* [Given records]:
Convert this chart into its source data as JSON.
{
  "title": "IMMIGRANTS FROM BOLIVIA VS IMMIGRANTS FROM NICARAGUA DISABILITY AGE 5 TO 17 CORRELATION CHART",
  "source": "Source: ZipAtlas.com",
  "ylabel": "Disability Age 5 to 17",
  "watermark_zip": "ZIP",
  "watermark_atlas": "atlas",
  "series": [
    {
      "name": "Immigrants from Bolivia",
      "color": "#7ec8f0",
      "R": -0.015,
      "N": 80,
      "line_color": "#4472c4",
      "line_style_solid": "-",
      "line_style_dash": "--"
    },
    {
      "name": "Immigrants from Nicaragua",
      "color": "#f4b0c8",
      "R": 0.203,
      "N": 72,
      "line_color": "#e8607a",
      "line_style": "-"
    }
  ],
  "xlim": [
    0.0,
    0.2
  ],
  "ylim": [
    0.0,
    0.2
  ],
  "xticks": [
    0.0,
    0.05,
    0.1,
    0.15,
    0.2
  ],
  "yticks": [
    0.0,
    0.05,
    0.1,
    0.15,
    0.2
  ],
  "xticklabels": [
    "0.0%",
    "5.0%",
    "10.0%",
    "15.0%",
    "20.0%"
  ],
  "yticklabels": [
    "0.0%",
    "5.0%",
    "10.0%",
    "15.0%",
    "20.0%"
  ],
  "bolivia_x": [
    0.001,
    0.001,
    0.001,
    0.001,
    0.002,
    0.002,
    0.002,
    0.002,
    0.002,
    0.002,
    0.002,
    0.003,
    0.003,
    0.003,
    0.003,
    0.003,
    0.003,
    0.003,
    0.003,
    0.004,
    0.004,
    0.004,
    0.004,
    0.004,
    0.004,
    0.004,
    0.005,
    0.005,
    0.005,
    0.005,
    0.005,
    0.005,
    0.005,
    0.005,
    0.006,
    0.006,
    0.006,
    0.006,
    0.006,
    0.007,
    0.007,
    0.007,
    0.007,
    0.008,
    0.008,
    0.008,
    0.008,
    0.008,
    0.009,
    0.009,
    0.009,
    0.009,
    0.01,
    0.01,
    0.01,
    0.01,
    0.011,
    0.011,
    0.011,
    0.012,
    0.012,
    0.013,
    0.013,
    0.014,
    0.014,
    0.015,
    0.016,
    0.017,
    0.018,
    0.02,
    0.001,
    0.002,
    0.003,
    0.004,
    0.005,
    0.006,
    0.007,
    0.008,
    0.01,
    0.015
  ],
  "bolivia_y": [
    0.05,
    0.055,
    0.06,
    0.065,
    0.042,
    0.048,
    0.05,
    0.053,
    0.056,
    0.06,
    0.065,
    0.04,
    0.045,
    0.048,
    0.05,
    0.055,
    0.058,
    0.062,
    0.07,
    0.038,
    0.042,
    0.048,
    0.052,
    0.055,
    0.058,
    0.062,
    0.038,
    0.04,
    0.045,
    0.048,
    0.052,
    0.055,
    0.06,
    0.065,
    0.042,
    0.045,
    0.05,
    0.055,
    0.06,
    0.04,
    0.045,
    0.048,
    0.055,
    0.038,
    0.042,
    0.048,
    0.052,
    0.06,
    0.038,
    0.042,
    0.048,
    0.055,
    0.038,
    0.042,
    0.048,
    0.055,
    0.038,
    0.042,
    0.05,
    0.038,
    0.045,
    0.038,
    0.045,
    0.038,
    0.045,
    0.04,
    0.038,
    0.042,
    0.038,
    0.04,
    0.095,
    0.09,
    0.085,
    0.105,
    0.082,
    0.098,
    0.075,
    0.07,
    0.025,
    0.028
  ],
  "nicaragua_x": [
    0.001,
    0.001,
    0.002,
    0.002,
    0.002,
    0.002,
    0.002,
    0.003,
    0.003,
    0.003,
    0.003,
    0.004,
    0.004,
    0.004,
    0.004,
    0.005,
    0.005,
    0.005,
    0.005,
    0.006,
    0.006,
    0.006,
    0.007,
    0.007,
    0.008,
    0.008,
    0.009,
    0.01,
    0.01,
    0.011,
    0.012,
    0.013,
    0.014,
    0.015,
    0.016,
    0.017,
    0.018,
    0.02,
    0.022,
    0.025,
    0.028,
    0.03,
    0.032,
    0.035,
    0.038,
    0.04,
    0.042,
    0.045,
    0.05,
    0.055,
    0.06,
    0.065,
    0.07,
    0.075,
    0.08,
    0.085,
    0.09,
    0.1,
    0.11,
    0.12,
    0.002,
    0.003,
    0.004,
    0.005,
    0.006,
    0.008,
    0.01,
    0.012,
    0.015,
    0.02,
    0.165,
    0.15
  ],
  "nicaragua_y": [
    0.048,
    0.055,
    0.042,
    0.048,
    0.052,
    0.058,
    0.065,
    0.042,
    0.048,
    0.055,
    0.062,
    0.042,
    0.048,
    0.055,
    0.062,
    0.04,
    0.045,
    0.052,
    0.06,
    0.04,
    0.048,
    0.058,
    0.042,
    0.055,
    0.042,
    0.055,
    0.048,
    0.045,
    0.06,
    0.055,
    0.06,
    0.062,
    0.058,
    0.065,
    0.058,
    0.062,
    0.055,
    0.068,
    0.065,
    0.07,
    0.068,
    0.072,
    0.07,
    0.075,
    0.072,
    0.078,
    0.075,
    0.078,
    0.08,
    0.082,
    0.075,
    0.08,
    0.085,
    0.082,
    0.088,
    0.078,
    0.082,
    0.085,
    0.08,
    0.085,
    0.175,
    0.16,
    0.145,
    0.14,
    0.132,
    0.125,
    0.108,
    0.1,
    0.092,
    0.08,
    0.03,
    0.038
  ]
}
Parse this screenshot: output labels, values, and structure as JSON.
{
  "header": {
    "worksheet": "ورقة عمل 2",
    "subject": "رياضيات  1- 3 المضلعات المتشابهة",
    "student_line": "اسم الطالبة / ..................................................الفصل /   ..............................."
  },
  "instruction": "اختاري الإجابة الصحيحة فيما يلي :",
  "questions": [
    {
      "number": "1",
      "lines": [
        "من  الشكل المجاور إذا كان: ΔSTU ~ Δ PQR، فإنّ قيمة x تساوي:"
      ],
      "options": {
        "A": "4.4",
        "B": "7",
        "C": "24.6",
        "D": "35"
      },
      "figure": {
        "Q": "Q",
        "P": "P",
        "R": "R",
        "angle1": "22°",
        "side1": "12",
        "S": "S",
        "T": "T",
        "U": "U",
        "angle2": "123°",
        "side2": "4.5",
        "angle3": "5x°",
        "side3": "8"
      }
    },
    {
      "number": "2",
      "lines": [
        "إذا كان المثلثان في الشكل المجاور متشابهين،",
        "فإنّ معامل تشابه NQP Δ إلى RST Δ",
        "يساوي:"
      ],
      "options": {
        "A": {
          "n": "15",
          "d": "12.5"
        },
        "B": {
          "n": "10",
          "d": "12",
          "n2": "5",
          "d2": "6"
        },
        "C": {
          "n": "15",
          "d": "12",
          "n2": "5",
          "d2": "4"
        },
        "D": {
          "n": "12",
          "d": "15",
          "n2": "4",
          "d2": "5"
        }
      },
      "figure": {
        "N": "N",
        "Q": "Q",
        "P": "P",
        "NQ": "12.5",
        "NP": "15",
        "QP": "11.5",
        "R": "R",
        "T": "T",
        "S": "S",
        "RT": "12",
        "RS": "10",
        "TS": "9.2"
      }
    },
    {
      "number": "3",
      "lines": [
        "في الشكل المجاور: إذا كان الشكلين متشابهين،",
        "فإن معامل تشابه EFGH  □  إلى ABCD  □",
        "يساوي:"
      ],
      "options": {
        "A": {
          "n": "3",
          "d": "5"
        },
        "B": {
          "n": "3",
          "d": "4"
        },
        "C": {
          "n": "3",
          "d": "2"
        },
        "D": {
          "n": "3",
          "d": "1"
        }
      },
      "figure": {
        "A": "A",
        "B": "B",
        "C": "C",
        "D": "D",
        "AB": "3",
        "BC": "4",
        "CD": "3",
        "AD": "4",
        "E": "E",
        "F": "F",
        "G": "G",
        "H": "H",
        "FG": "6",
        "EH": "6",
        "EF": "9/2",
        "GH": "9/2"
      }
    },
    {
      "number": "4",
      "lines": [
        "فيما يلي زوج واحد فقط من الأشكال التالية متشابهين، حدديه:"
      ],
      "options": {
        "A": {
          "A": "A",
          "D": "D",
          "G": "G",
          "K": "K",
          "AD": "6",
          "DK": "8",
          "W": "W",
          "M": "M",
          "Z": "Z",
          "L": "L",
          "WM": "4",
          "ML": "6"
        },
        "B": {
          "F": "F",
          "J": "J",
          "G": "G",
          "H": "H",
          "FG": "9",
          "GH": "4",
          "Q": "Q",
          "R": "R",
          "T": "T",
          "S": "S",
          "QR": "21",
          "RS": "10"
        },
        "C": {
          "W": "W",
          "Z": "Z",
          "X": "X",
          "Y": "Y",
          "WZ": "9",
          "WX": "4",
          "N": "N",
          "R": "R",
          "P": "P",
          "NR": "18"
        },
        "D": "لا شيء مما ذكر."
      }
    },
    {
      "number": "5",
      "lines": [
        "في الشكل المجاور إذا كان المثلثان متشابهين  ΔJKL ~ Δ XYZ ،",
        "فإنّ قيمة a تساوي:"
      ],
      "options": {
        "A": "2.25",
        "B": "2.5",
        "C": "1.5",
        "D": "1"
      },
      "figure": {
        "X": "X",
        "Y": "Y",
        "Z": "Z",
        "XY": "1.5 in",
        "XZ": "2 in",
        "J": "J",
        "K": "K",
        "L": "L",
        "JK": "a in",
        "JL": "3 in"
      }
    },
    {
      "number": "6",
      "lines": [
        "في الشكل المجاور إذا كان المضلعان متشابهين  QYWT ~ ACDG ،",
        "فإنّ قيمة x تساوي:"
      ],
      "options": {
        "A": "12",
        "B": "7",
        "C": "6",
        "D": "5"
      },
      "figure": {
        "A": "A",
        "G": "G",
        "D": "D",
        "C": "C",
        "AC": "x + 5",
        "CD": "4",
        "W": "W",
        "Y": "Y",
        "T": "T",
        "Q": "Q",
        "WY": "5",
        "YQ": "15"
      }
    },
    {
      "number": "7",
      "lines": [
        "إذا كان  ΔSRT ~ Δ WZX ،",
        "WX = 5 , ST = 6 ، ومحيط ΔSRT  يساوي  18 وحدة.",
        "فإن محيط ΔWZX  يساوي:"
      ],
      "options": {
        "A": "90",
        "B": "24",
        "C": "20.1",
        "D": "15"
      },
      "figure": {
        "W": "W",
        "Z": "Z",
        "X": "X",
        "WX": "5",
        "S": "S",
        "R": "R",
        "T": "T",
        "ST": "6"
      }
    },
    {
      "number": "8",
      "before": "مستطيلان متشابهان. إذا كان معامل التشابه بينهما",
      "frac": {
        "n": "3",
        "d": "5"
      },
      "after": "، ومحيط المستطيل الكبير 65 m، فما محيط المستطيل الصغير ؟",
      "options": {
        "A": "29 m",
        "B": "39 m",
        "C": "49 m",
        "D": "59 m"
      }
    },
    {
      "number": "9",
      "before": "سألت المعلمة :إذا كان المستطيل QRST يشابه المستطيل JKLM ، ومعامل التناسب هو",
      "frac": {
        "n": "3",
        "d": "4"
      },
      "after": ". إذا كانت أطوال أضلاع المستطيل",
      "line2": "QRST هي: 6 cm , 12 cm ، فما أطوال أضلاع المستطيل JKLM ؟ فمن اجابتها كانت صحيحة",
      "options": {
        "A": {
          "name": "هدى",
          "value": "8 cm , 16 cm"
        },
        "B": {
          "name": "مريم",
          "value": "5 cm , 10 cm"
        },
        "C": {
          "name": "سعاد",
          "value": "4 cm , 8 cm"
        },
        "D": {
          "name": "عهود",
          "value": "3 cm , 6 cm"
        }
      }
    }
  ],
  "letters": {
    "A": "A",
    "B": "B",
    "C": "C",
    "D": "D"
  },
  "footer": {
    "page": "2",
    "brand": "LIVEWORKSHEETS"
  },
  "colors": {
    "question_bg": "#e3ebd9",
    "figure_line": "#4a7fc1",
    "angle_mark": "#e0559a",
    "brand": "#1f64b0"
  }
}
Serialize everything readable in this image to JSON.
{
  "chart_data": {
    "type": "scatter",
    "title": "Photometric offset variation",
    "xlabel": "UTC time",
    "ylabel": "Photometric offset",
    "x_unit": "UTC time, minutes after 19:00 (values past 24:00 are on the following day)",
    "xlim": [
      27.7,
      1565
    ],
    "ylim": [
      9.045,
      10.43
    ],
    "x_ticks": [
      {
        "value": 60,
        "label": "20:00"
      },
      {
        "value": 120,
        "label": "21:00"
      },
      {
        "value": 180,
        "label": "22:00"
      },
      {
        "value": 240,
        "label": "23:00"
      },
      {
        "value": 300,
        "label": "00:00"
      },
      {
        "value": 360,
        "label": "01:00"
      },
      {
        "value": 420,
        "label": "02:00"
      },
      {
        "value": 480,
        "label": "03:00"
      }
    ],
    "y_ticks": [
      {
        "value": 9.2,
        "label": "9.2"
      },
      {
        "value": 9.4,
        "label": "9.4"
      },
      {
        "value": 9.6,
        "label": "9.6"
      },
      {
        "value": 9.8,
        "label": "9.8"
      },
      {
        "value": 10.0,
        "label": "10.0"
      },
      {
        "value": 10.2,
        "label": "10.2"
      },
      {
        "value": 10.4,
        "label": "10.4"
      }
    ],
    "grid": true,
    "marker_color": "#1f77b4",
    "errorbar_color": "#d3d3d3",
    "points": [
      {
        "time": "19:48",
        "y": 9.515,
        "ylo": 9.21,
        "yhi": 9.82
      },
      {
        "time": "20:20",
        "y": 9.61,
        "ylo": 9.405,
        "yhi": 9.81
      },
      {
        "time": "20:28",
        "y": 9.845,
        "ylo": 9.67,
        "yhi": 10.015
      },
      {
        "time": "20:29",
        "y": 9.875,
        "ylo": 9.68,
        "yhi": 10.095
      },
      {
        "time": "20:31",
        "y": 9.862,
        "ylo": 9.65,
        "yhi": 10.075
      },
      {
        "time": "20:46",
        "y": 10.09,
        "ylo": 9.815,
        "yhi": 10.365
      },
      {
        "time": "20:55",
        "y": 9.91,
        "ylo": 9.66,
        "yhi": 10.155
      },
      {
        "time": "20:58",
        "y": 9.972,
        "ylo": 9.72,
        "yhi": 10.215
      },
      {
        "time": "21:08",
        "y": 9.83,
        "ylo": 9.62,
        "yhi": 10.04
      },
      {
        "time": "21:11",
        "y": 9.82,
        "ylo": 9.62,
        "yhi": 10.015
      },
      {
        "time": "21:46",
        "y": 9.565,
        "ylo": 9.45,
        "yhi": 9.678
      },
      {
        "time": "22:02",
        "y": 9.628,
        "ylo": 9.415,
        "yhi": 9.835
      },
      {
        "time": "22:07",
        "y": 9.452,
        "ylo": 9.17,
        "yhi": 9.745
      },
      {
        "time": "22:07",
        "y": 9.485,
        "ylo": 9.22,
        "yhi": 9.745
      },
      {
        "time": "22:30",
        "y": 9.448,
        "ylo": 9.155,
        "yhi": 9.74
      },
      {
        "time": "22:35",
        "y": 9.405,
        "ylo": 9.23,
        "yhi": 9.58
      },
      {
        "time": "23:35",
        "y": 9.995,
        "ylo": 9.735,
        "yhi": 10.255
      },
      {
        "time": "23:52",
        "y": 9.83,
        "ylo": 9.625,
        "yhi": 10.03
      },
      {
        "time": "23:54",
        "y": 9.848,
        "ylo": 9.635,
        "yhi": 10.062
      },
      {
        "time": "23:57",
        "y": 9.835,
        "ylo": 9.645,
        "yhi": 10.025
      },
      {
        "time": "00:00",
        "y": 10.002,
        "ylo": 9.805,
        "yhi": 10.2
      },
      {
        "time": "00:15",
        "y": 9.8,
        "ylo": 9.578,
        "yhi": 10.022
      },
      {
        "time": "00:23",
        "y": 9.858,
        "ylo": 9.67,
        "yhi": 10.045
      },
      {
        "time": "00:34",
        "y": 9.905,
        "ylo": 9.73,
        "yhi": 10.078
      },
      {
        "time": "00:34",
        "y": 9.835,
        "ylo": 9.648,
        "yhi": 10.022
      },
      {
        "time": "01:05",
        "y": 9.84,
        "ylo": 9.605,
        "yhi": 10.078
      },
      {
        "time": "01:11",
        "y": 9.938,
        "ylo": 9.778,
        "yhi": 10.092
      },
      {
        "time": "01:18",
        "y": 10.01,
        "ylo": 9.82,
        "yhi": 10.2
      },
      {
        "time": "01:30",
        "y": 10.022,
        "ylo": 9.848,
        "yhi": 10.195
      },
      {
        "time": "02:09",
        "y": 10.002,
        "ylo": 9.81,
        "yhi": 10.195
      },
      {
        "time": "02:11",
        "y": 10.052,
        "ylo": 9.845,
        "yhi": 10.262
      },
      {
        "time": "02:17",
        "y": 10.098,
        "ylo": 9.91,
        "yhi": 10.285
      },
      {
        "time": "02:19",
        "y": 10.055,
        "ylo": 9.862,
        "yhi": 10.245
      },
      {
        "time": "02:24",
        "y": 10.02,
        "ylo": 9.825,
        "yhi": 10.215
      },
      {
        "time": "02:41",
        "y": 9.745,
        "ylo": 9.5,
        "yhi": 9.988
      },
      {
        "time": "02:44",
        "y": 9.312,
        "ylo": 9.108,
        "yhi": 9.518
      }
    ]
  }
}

* [Short problem]:
Pick out each line above that includes "values" and show it.

* [Solved problem]:
Parse this screenshot: output labels, values, and structure as JSON.
    "x_unit": "UTC time, minutes after 19:00 (values past 24:00 are on the following day)",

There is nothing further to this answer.